▶ [OBJECTIVE]:
Show every line in the records below that contains the word "this".
start ROWS
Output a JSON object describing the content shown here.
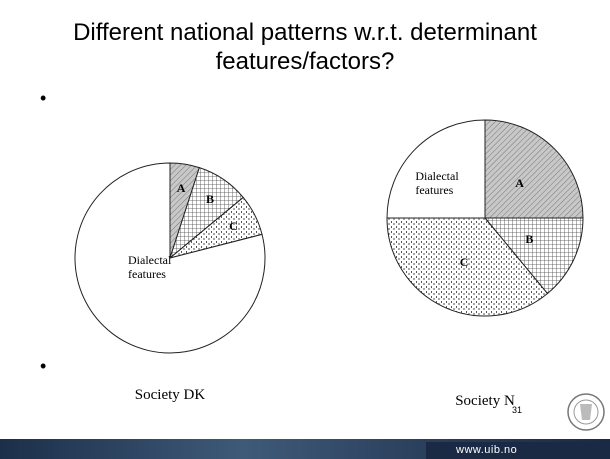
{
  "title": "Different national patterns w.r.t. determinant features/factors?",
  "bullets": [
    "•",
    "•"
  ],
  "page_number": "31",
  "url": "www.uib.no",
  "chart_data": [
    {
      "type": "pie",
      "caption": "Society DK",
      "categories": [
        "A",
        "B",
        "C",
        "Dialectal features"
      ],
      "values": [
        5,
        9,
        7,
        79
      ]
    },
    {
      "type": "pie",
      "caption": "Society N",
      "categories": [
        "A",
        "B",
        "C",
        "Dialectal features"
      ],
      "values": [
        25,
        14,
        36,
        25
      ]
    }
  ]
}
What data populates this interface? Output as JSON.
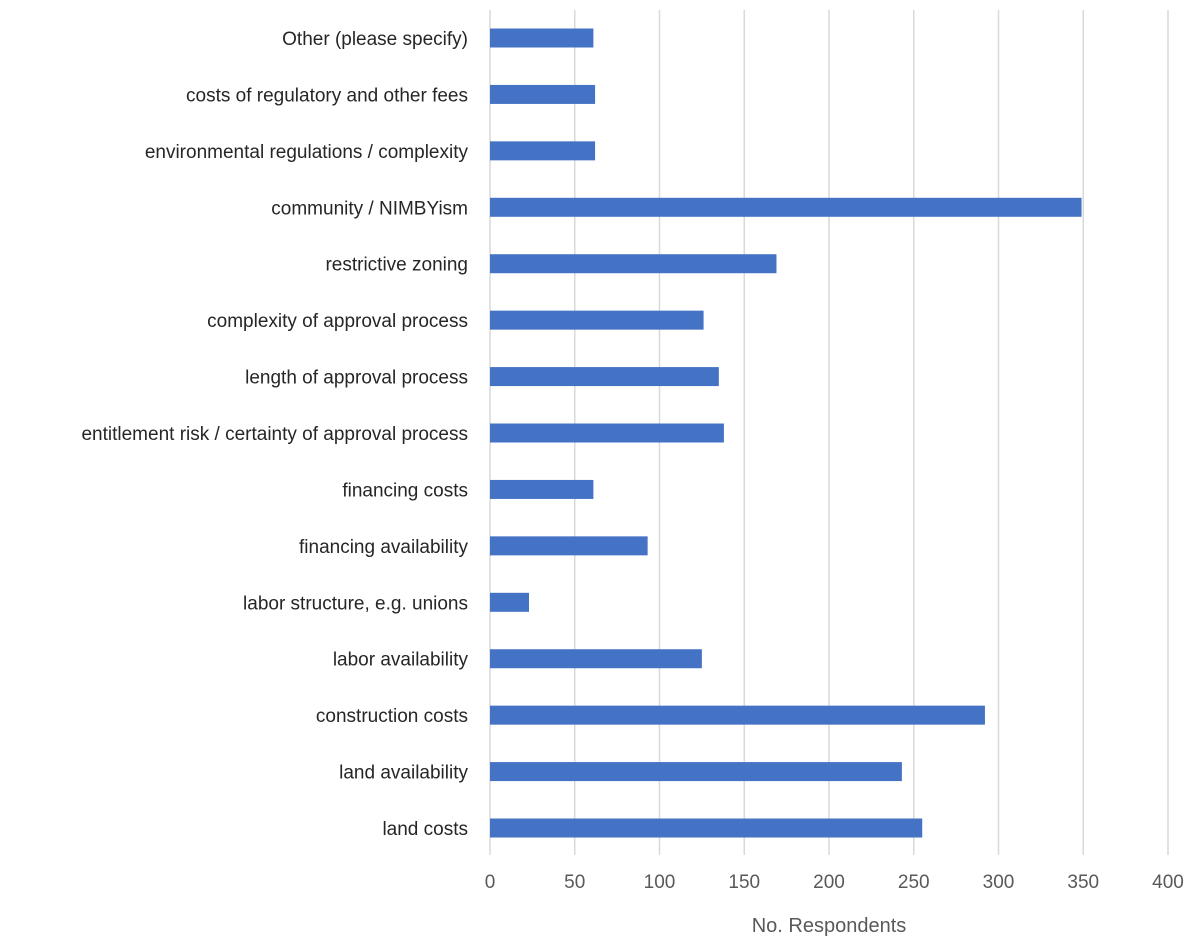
end ROWS
start ROWS
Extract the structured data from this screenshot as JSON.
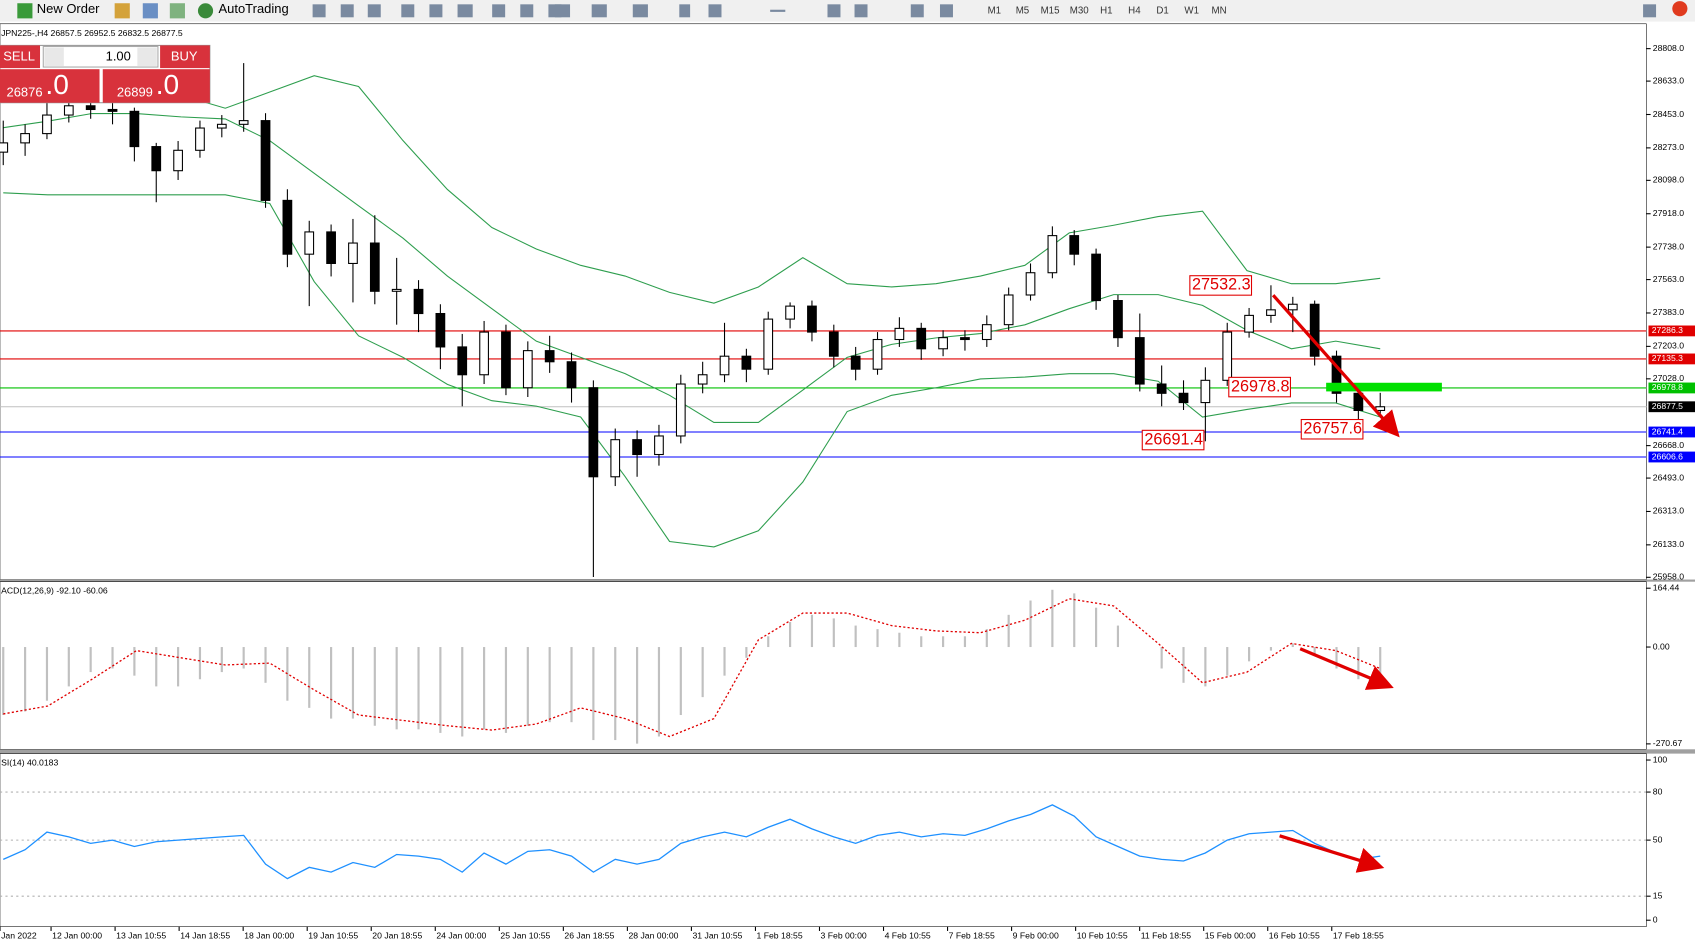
end ROWS
▶ [TASK SOLUTION]:
What data populates this interface? Output as JSON.
Extract the structured data from this screenshot as JSON.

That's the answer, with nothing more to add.